(Voci salvate del dataset)

○ ○ ○

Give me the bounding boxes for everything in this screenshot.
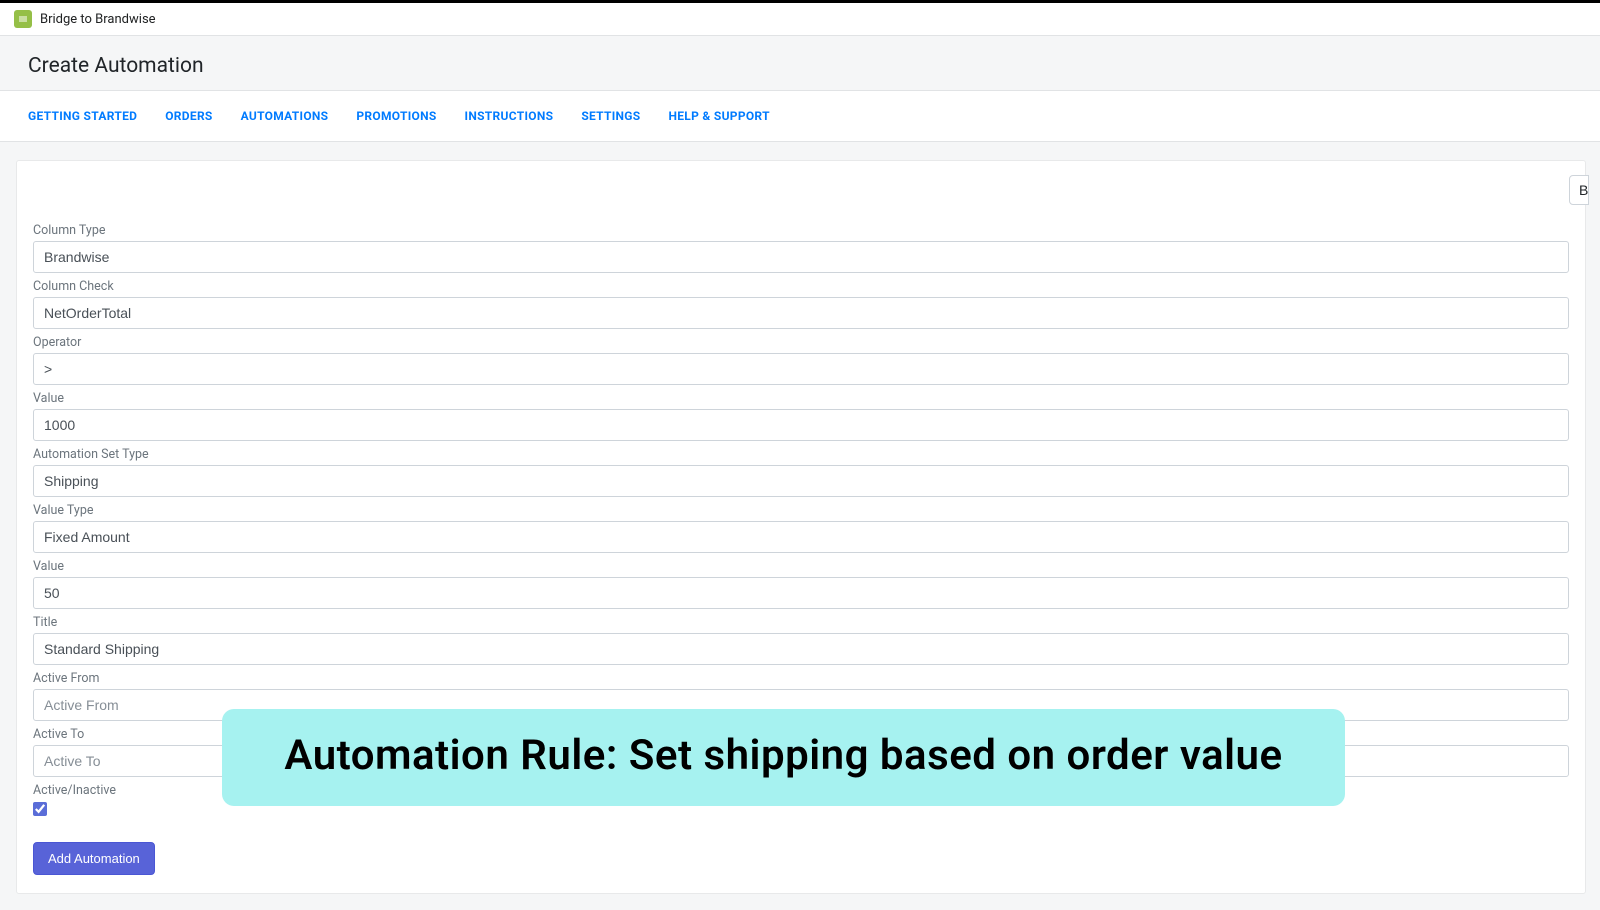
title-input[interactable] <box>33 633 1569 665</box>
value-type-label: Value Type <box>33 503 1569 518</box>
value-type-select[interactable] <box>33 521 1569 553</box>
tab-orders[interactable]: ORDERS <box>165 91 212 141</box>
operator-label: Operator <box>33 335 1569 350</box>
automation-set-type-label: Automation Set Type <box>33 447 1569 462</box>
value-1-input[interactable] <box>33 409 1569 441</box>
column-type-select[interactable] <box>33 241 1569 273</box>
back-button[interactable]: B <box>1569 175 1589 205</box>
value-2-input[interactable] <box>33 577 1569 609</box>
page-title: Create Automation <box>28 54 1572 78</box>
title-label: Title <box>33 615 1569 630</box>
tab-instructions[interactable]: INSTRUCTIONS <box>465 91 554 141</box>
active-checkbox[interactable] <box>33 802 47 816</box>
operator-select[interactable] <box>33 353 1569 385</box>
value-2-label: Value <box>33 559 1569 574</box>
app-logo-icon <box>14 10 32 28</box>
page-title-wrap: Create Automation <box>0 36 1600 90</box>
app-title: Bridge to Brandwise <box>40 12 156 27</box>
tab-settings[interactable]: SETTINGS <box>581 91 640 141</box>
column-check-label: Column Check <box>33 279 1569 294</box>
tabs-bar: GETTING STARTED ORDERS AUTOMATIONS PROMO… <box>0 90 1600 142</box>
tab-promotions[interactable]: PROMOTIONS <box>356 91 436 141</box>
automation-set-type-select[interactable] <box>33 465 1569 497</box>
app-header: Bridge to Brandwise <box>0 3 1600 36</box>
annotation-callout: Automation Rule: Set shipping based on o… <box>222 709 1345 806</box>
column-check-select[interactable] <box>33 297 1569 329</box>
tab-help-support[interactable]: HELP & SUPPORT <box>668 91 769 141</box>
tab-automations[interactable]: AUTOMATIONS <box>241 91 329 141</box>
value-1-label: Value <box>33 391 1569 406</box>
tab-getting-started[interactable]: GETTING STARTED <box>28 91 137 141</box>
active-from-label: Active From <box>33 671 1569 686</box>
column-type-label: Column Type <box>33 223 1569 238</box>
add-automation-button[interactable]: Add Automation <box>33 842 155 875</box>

○ ○ ○

Per favore, ricopia riga per riga e senza modifiche tutti i dati qui sopra, tralasciando le immagini.

Give me the bounding boxes for everything in this screenshot.
title-input[interactable] <box>33 633 1569 665</box>
value-type-label: Value Type <box>33 503 1569 518</box>
value-type-select[interactable] <box>33 521 1569 553</box>
tab-orders[interactable]: ORDERS <box>165 91 212 141</box>
operator-label: Operator <box>33 335 1569 350</box>
automation-set-type-label: Automation Set Type <box>33 447 1569 462</box>
value-1-input[interactable] <box>33 409 1569 441</box>
column-type-select[interactable] <box>33 241 1569 273</box>
back-button[interactable]: B <box>1569 175 1589 205</box>
value-2-input[interactable] <box>33 577 1569 609</box>
page-title: Create Automation <box>28 54 1572 78</box>
title-label: Title <box>33 615 1569 630</box>
tab-instructions[interactable]: INSTRUCTIONS <box>465 91 554 141</box>
active-checkbox[interactable] <box>33 802 47 816</box>
operator-select[interactable] <box>33 353 1569 385</box>
value-2-label: Value <box>33 559 1569 574</box>
app-logo-icon <box>14 10 32 28</box>
page-title-wrap: Create Automation <box>0 36 1600 90</box>
app-title: Bridge to Brandwise <box>40 12 156 27</box>
tab-settings[interactable]: SETTINGS <box>581 91 640 141</box>
column-check-label: Column Check <box>33 279 1569 294</box>
tabs-bar: GETTING STARTED ORDERS AUTOMATIONS PROMO… <box>0 90 1600 142</box>
tab-promotions[interactable]: PROMOTIONS <box>356 91 436 141</box>
automation-set-type-select[interactable] <box>33 465 1569 497</box>
app-header: Bridge to Brandwise <box>0 3 1600 36</box>
annotation-callout: Automation Rule: Set shipping based on o… <box>222 709 1345 806</box>
column-check-select[interactable] <box>33 297 1569 329</box>
tab-help-support[interactable]: HELP & SUPPORT <box>668 91 769 141</box>
tab-automations[interactable]: AUTOMATIONS <box>241 91 329 141</box>
value-1-label: Value <box>33 391 1569 406</box>
tab-getting-started[interactable]: GETTING STARTED <box>28 91 137 141</box>
active-from-label: Active From <box>33 671 1569 686</box>
column-type-label: Column Type <box>33 223 1569 238</box>
add-automation-button[interactable]: Add Automation <box>33 842 155 875</box>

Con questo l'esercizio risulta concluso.